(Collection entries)
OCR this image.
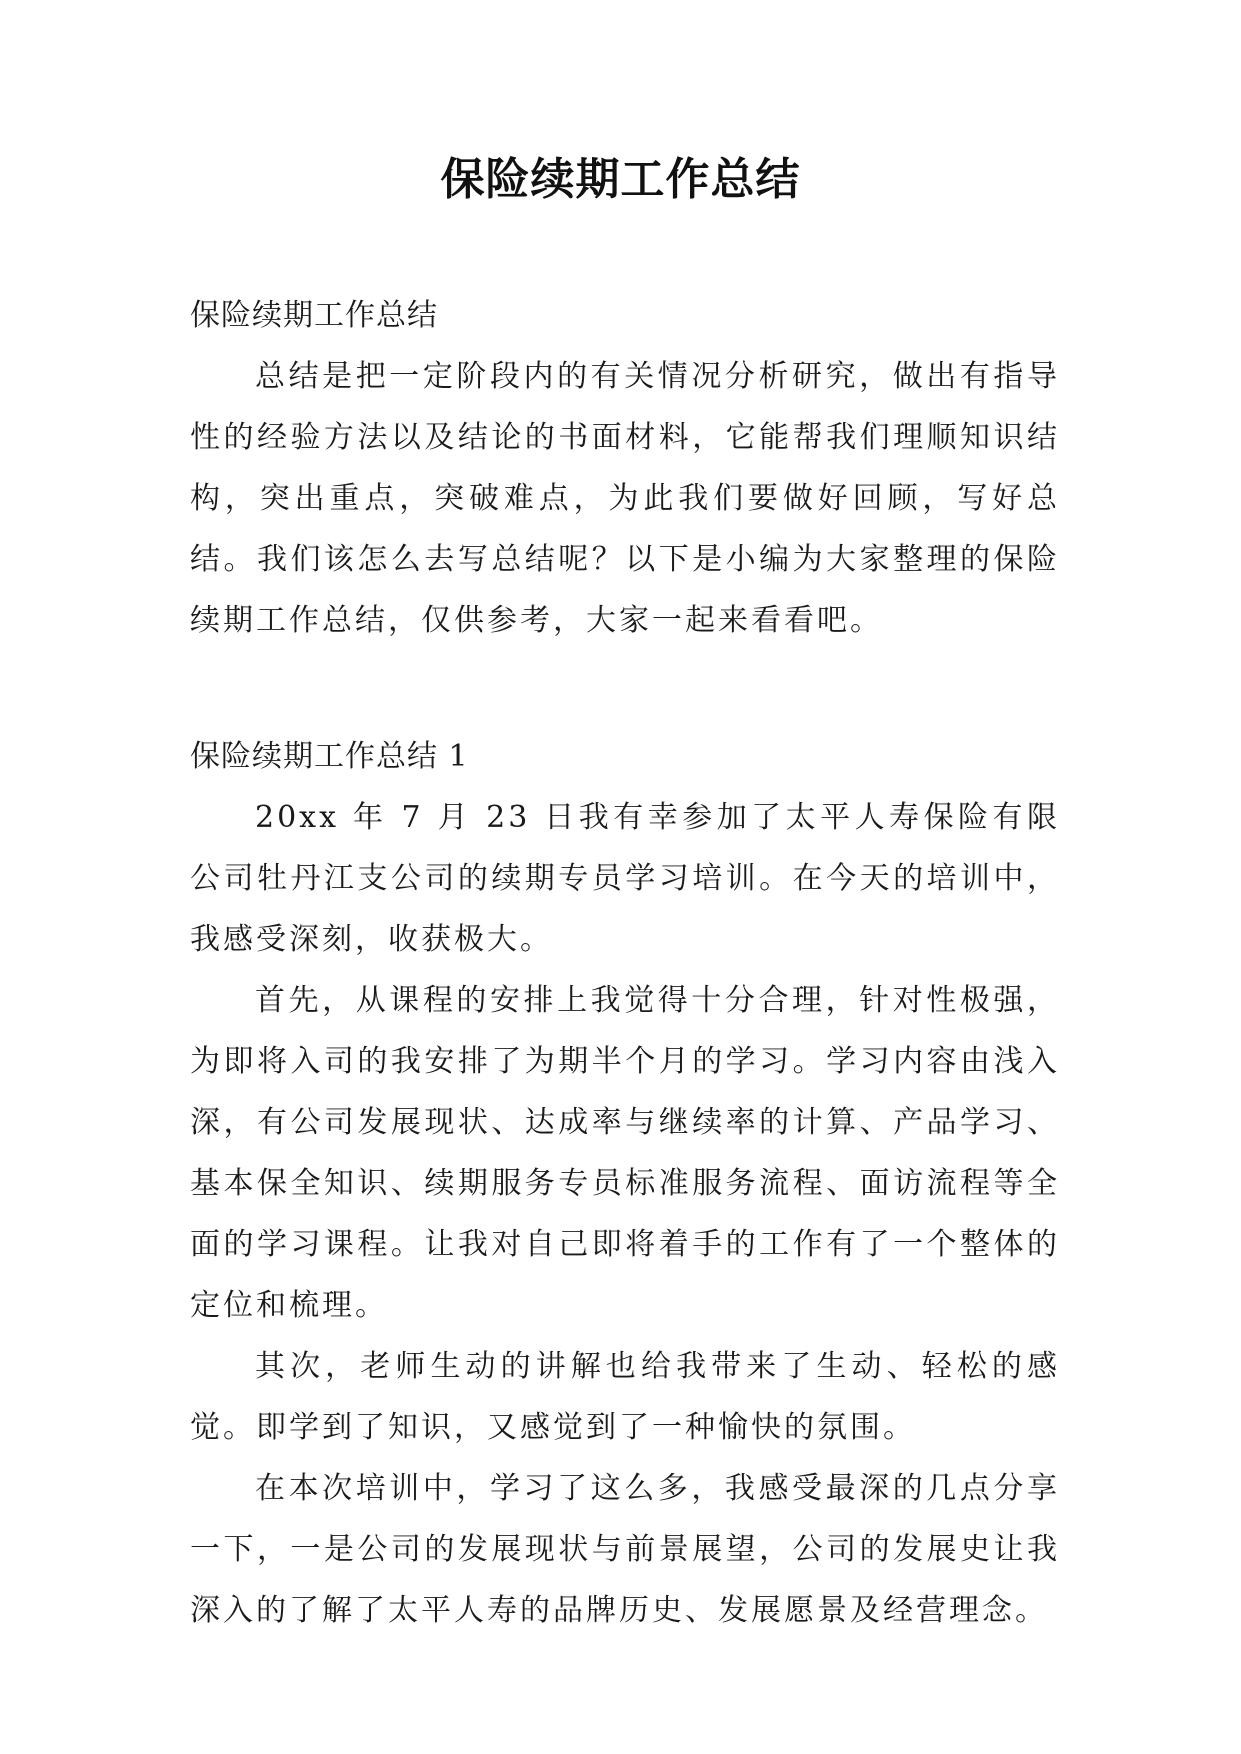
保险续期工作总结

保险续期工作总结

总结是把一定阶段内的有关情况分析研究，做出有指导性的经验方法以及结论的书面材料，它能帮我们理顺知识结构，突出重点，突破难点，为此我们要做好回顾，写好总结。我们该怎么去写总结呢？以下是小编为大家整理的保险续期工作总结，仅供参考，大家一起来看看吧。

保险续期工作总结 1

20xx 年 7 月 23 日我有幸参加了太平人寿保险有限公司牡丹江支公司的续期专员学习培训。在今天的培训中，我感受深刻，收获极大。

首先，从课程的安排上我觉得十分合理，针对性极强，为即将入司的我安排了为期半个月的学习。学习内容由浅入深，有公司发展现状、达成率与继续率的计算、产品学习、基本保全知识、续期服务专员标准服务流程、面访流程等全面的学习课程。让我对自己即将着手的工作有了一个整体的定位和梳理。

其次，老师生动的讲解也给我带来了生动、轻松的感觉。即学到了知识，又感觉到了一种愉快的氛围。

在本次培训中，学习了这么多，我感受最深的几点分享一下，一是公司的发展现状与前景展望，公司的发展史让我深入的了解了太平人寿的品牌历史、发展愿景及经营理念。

* [STATED EXERCISE]: Take the entries shown above and quote them verbatim, passing over the pictures.

* [FINISHED ANSWER]:
OCR this image.
保险续期工作总结

保险续期工作总结

总结是把一定阶段内的有关情况分析研究，做出有指导性的经验方法以及结论的书面材料，它能帮我们理顺知识结构，突出重点，突破难点，为此我们要做好回顾，写好总结。我们该怎么去写总结呢？以下是小编为大家整理的保险续期工作总结，仅供参考，大家一起来看看吧。

保险续期工作总结 1

20xx 年 7 月 23 日我有幸参加了太平人寿保险有限公司牡丹江支公司的续期专员学习培训。在今天的培训中，我感受深刻，收获极大。

首先，从课程的安排上我觉得十分合理，针对性极强，为即将入司的我安排了为期半个月的学习。学习内容由浅入深，有公司发展现状、达成率与继续率的计算、产品学习、基本保全知识、续期服务专员标准服务流程、面访流程等全面的学习课程。让我对自己即将着手的工作有了一个整体的定位和梳理。

其次，老师生动的讲解也给我带来了生动、轻松的感觉。即学到了知识，又感觉到了一种愉快的氛围。

在本次培训中，学习了这么多，我感受最深的几点分享一下，一是公司的发展现状与前景展望，公司的发展史让我深入的了解了太平人寿的品牌历史、发展愿景及经营理念。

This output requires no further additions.